* _Given problem_: How would the article on workplace diversity and inclusion strategy continue after its final paragraph? Write the next few paragraphs in the same style.

## begin Text

Deloitte codifies the equation: “Diversity + inclusion = better business outcomes.” It sounds like a simple modus operandi, right? Building a D&I strategy that values employees, treating them with open-mindedness and respect in a safe environment gives them the space to thrive. If statistics show that Diversity and Inclusion in companies produce above-average financial results, why are companies still slow in progressing with such initiatives?
According to Forbes, “those who embrace diversity will be more likely to prosper, and those who ignore it will be more likely to fail”. For this reason, posts addressing diversity plaster our newsfeeds on a daily basis.
But building an effective D&I strategy is no easy feat – it requires heavy-duty, inclusive leadership.
Does your company talk a lot about Diversity & Inclusion? Does it offer training on how to implement it?
It is not uncommon for many to claim they support and celebrate D&I, but when it comes down to strategy, they lack personnel that has the skill set or experience to develop these strategies. Furthermore, if they do employ a diversity leader it falls on the shoulders of one person and not a department.
According to a recent HBR article, employers very often get the diversity part of D&I but fail to implement inclusion. Employers recognize that it is important to have a diverse workforce and that diversity delivers creativity to a company.
However, they often fail to address inclusion in the workplace to increase retention and encourage talent to maximize their strengths. It is precisely this creation of synergic diversity that should be the baseline of any D&I strategy.
So let’s look at a few reasons why senior managers need to move on from the discussion stage and get a D&I strategy in place.
Boosting motivation amongst the workforce
Satisfaction at work is a business case for D&I in itself as a happier workforce is more productive. Happier workplaces help companies to work better – studies on this go back to the 1930s starting with the Hawthorne experiment.
We also now know that diversity increases employee engagement as it is a trust booster (Deloitte). This needs to be supported in building a D&I strategy that can ensure that employees from the widest range of backgrounds and circumstances can build their career in an organization and achieve their maximum potential.
This will create a positive atmosphere in the company but it must come from the top – it takes inclusive leadership capabilities to encourage a positive shift in workplace behavior.
The value of diversity and inclusion needs to be tangibly understood. Diversity goes beyond demographic diversity (race and gender) to cover other areas such as cognitive diversity (education and personality).
From the leadership point of view today, organizations that do not pay sufficient attention to ‘personality’ and ‘cultural’ variables are consistently less successful than those that do.

## end Text
## begin Dataset records

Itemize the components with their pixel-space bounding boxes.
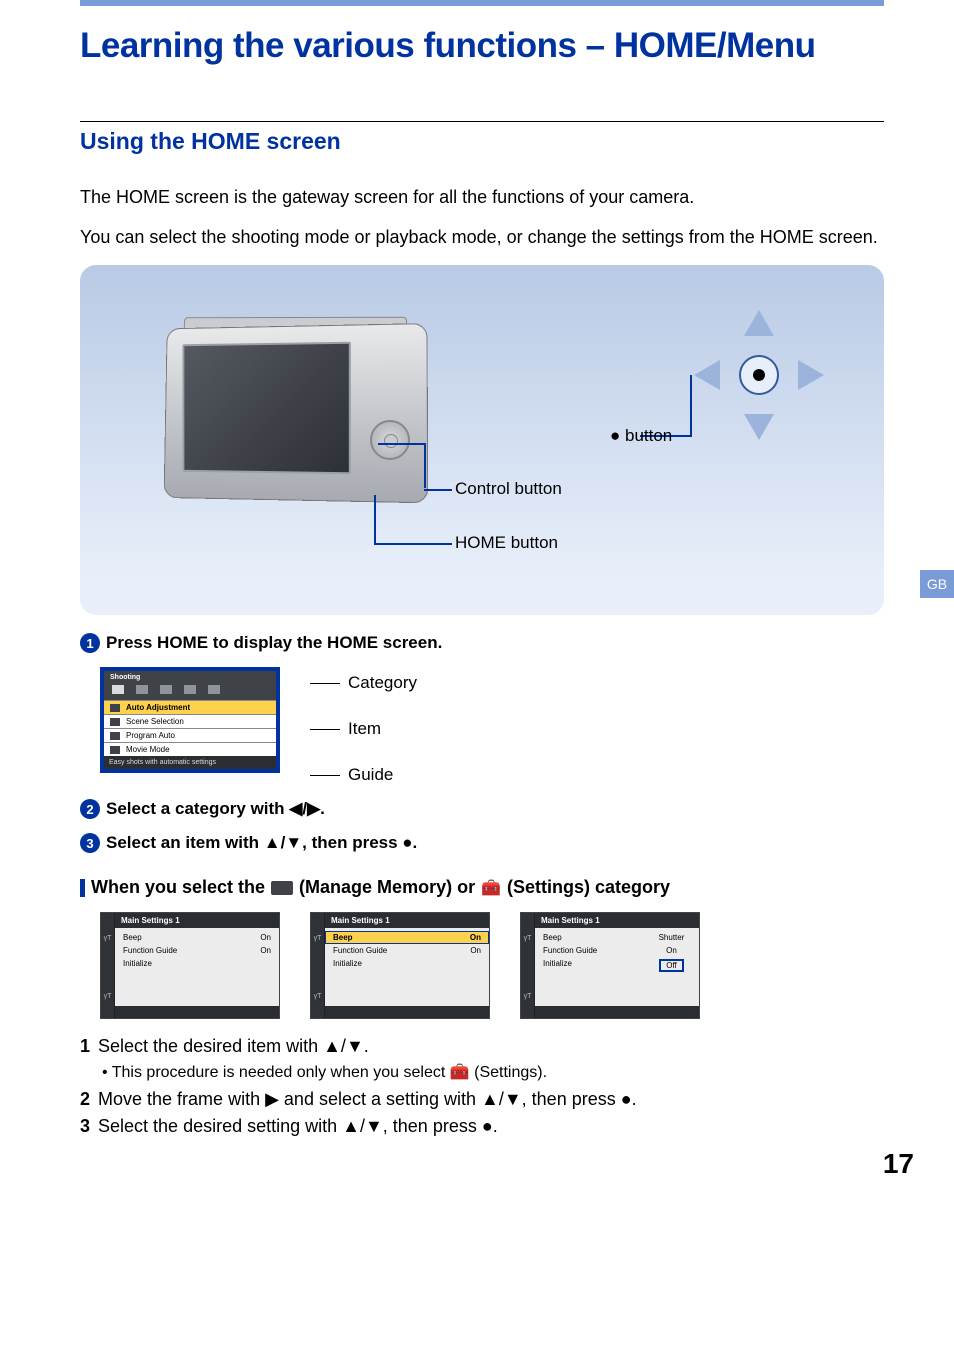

## end Dataset records
## begin Dataset records

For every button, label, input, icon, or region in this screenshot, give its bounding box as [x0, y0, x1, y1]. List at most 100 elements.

## end Dataset records

* _Response_:
So the competitive advantage of D&I is embedded in a trickle-down effect which encourages inclusion and equality – peer to peer feedback and think tanks that are led by all levels of staff are on the agenda to spread employee satisfaction.
A diverse workforce is sometimes a wealth of untapped assets and employees shouldn’t feel that their talents are wasted. Include them and they are happy.
Sharing progress with the outside world is the winning card
Companies that have a good strategy in place have the winning D&I card as a lot of the figures just don’t match up.
To measure inclusion running focus groups to gain an insight into employees’ well-being is essential. By gathering company data on employee satisfaction should be collected and analyzed based upon different groups within an organization.
Looking at happiness based on gender, nationality, age or length of employment is a useful approach to achieving more inclusion. Not just a tick-the-boxes exercise, culture is a fluid phenomenon and measuring tools need to change regularly.
Showing outside the arena that you are active in promoting diversity is important for your company’s image. Compliance and numbers are all good but people want to see engagement and meaningful actions.
Stats are hard facts and the business world wants to see what you are doing on the bottom line and not just an empty slogan.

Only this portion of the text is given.